Repeat the records below exactly, leaving out every picture.
>>
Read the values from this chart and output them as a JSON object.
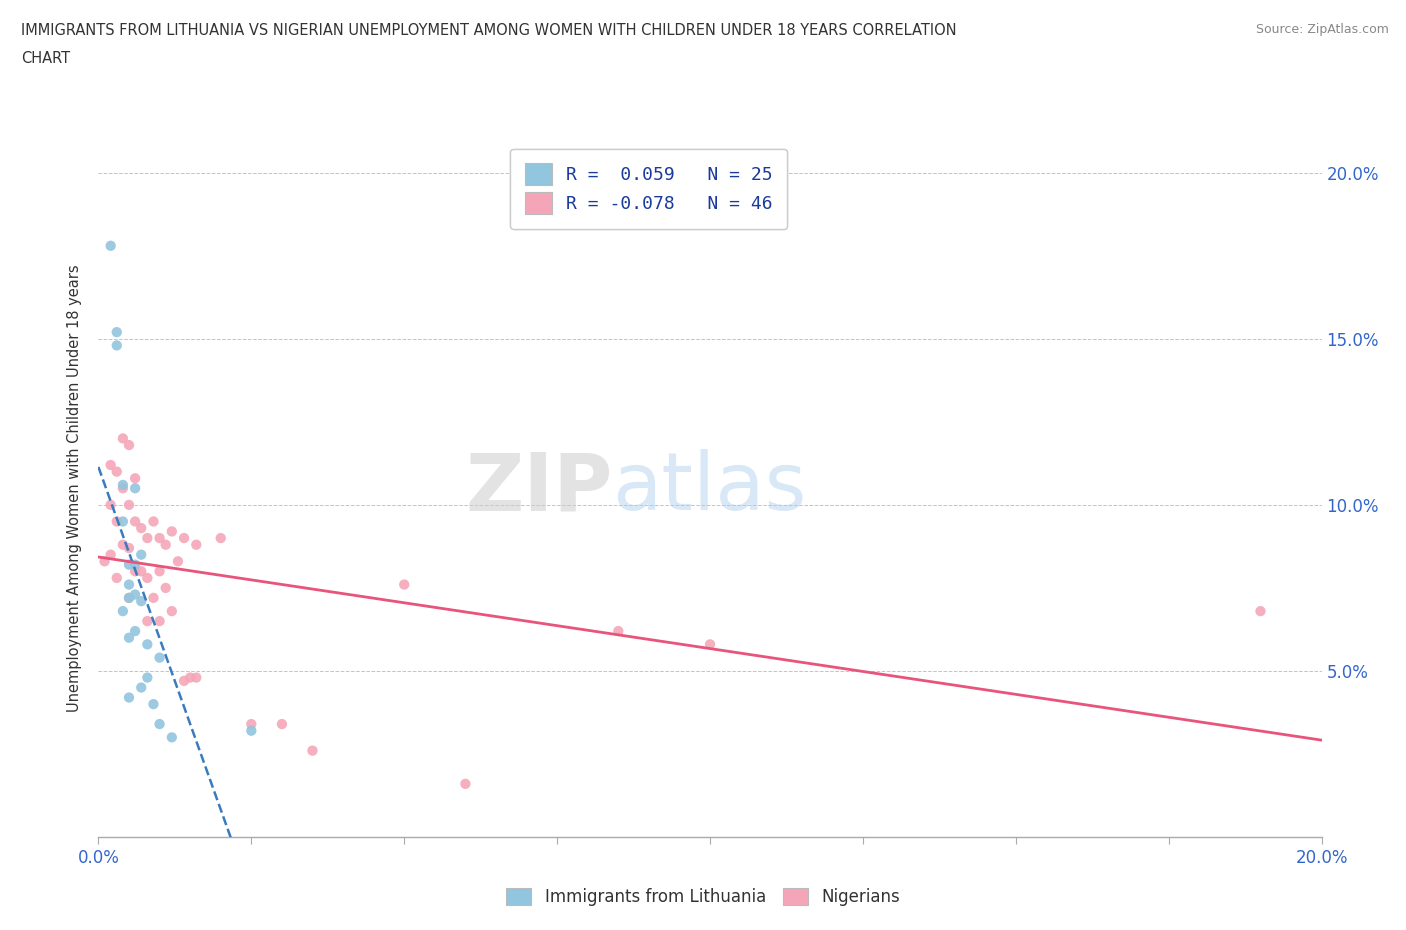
{
  "title_line1": "IMMIGRANTS FROM LITHUANIA VS NIGERIAN UNEMPLOYMENT AMONG WOMEN WITH CHILDREN UNDER 18 YEARS CORRELATION",
  "title_line2": "CHART",
  "source": "Source: ZipAtlas.com",
  "ylabel": "Unemployment Among Women with Children Under 18 years",
  "xmin": 0.0,
  "xmax": 0.2,
  "ymin": 0.0,
  "ymax": 0.21,
  "ytick_positions": [
    0.05,
    0.1,
    0.15,
    0.2
  ],
  "ytick_labels": [
    "5.0%",
    "10.0%",
    "15.0%",
    "20.0%"
  ],
  "xtick_positions": [
    0.0,
    0.025,
    0.05,
    0.075,
    0.1,
    0.125,
    0.15,
    0.175,
    0.2
  ],
  "xtick_labels": [
    "0.0%",
    "",
    "",
    "",
    "",
    "",
    "",
    "",
    "20.0%"
  ],
  "blue_color": "#92c5de",
  "pink_color": "#f4a6b8",
  "trend_blue_color": "#3a7abf",
  "trend_pink_color": "#e8547a",
  "watermark_zip": "ZIP",
  "watermark_atlas": "atlas",
  "blue_scatter_x": [
    0.002,
    0.003,
    0.003,
    0.004,
    0.004,
    0.004,
    0.005,
    0.005,
    0.005,
    0.005,
    0.005,
    0.006,
    0.006,
    0.006,
    0.006,
    0.007,
    0.007,
    0.007,
    0.008,
    0.008,
    0.009,
    0.01,
    0.01,
    0.012,
    0.025
  ],
  "blue_scatter_y": [
    0.178,
    0.152,
    0.148,
    0.106,
    0.095,
    0.068,
    0.082,
    0.076,
    0.072,
    0.06,
    0.042,
    0.105,
    0.082,
    0.073,
    0.062,
    0.085,
    0.071,
    0.045,
    0.058,
    0.048,
    0.04,
    0.054,
    0.034,
    0.03,
    0.032
  ],
  "pink_scatter_x": [
    0.001,
    0.002,
    0.002,
    0.002,
    0.003,
    0.003,
    0.003,
    0.004,
    0.004,
    0.004,
    0.005,
    0.005,
    0.005,
    0.005,
    0.006,
    0.006,
    0.006,
    0.007,
    0.007,
    0.008,
    0.008,
    0.008,
    0.009,
    0.009,
    0.01,
    0.01,
    0.01,
    0.011,
    0.011,
    0.012,
    0.012,
    0.013,
    0.014,
    0.014,
    0.015,
    0.016,
    0.016,
    0.02,
    0.025,
    0.03,
    0.035,
    0.05,
    0.06,
    0.085,
    0.1,
    0.19
  ],
  "pink_scatter_y": [
    0.083,
    0.112,
    0.1,
    0.085,
    0.11,
    0.095,
    0.078,
    0.12,
    0.105,
    0.088,
    0.118,
    0.1,
    0.087,
    0.072,
    0.108,
    0.095,
    0.08,
    0.093,
    0.08,
    0.09,
    0.078,
    0.065,
    0.095,
    0.072,
    0.09,
    0.08,
    0.065,
    0.088,
    0.075,
    0.092,
    0.068,
    0.083,
    0.09,
    0.047,
    0.048,
    0.088,
    0.048,
    0.09,
    0.034,
    0.034,
    0.026,
    0.076,
    0.016,
    0.062,
    0.058,
    0.068
  ],
  "legend_label1": "R =  0.059   N = 25",
  "legend_label2": "R = -0.078   N = 46",
  "bottom_label1": "Immigrants from Lithuania",
  "bottom_label2": "Nigerians"
}
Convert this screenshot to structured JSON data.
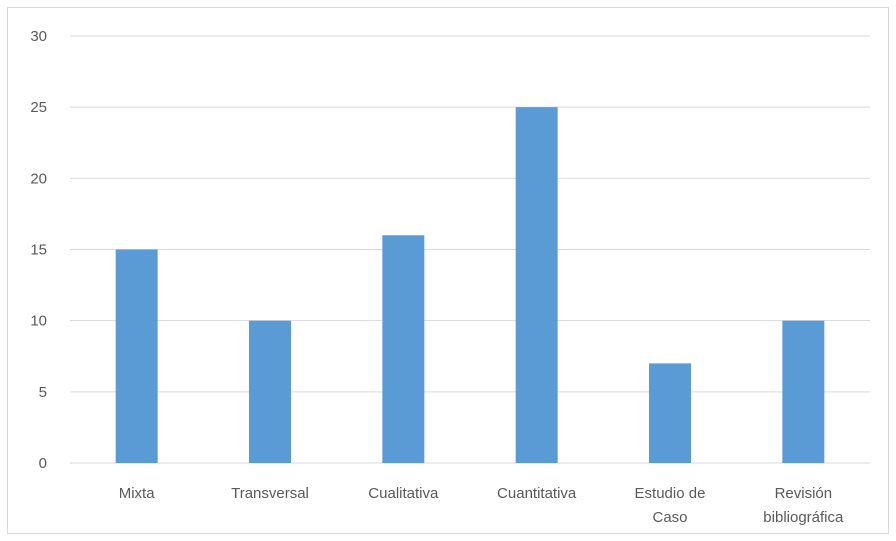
{
  "chart_data": {
    "type": "bar",
    "categories": [
      [
        "Mixta"
      ],
      [
        "Transversal"
      ],
      [
        "Cualitativa"
      ],
      [
        "Cuantitativa"
      ],
      [
        "Estudio de",
        "Caso"
      ],
      [
        "Revisión",
        "bibliográfica"
      ]
    ],
    "values": [
      15,
      10,
      16,
      25,
      7,
      10
    ],
    "title": "",
    "xlabel": "",
    "ylabel": "",
    "ylim": [
      0,
      30
    ],
    "yticks": [
      "0",
      "5",
      "10",
      "15",
      "20",
      "25",
      "30"
    ],
    "grid": true,
    "legend": "none",
    "bar_color": "#5b9bd5",
    "grid_color": "#d9d9d9",
    "text_color": "#595959"
  }
}
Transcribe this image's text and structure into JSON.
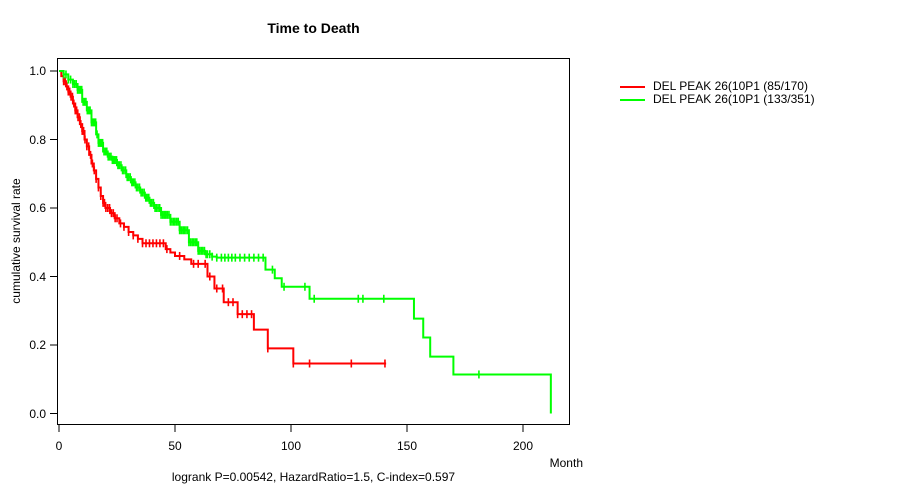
<<
(Solution for this task):
Read the values from this chart and output them as a JSON object.
{
  "title_line1": "IMMIGRANTS FROM LITHUANIA VS NIGERIAN UNEMPLOYMENT AMONG WOMEN WITH CHILDREN UNDER 18 YEARS CORRELATION",
  "title_line2": "CHART",
  "source": "Source: ZipAtlas.com",
  "ylabel": "Unemployment Among Women with Children Under 18 years",
  "xmin": 0.0,
  "xmax": 0.2,
  "ymin": 0.0,
  "ymax": 0.21,
  "ytick_positions": [
    0.05,
    0.1,
    0.15,
    0.2
  ],
  "ytick_labels": [
    "5.0%",
    "10.0%",
    "15.0%",
    "20.0%"
  ],
  "xtick_positions": [
    0.0,
    0.025,
    0.05,
    0.075,
    0.1,
    0.125,
    0.15,
    0.175,
    0.2
  ],
  "xtick_labels": [
    "0.0%",
    "",
    "",
    "",
    "",
    "",
    "",
    "",
    "20.0%"
  ],
  "blue_color": "#92c5de",
  "pink_color": "#f4a6b8",
  "trend_blue_color": "#3a7abf",
  "trend_pink_color": "#e8547a",
  "watermark_zip": "ZIP",
  "watermark_atlas": "atlas",
  "blue_scatter_x": [
    0.002,
    0.003,
    0.003,
    0.004,
    0.004,
    0.004,
    0.005,
    0.005,
    0.005,
    0.005,
    0.005,
    0.006,
    0.006,
    0.006,
    0.006,
    0.007,
    0.007,
    0.007,
    0.008,
    0.008,
    0.009,
    0.01,
    0.01,
    0.012,
    0.025
  ],
  "blue_scatter_y": [
    0.178,
    0.152,
    0.148,
    0.106,
    0.095,
    0.068,
    0.082,
    0.076,
    0.072,
    0.06,
    0.042,
    0.105,
    0.082,
    0.073,
    0.062,
    0.085,
    0.071,
    0.045,
    0.058,
    0.048,
    0.04,
    0.054,
    0.034,
    0.03,
    0.032
  ],
  "pink_scatter_x": [
    0.001,
    0.002,
    0.002,
    0.002,
    0.003,
    0.003,
    0.003,
    0.004,
    0.004,
    0.004,
    0.005,
    0.005,
    0.005,
    0.005,
    0.006,
    0.006,
    0.006,
    0.007,
    0.007,
    0.008,
    0.008,
    0.008,
    0.009,
    0.009,
    0.01,
    0.01,
    0.01,
    0.011,
    0.011,
    0.012,
    0.012,
    0.013,
    0.014,
    0.014,
    0.015,
    0.016,
    0.016,
    0.02,
    0.025,
    0.03,
    0.035,
    0.05,
    0.06,
    0.085,
    0.1,
    0.19
  ],
  "pink_scatter_y": [
    0.083,
    0.112,
    0.1,
    0.085,
    0.11,
    0.095,
    0.078,
    0.12,
    0.105,
    0.088,
    0.118,
    0.1,
    0.087,
    0.072,
    0.108,
    0.095,
    0.08,
    0.093,
    0.08,
    0.09,
    0.078,
    0.065,
    0.095,
    0.072,
    0.09,
    0.08,
    0.065,
    0.088,
    0.075,
    0.092,
    0.068,
    0.083,
    0.09,
    0.047,
    0.048,
    0.088,
    0.048,
    0.09,
    0.034,
    0.034,
    0.026,
    0.076,
    0.016,
    0.062,
    0.058,
    0.068
  ],
  "legend_label1": "R =  0.059   N = 25",
  "legend_label2": "R = -0.078   N = 46",
  "bottom_label1": "Immigrants from Lithuania",
  "bottom_label2": "Nigerians"
}
Convert this screenshot to structured JSON data.
{
  "chart_data": {
    "type": "bar",
    "categories": [
      [
        "Mixta"
      ],
      [
        "Transversal"
      ],
      [
        "Cualitativa"
      ],
      [
        "Cuantitativa"
      ],
      [
        "Estudio de",
        "Caso"
      ],
      [
        "Revisión",
        "bibliográfica"
      ]
    ],
    "values": [
      15,
      10,
      16,
      25,
      7,
      10
    ],
    "title": "",
    "xlabel": "",
    "ylabel": "",
    "ylim": [
      0,
      30
    ],
    "yticks": [
      "0",
      "5",
      "10",
      "15",
      "20",
      "25",
      "30"
    ],
    "grid": true,
    "legend": "none",
    "bar_color": "#5b9bd5",
    "grid_color": "#d9d9d9",
    "text_color": "#595959"
  }
}
Transcribe this image's text and structure into JSON.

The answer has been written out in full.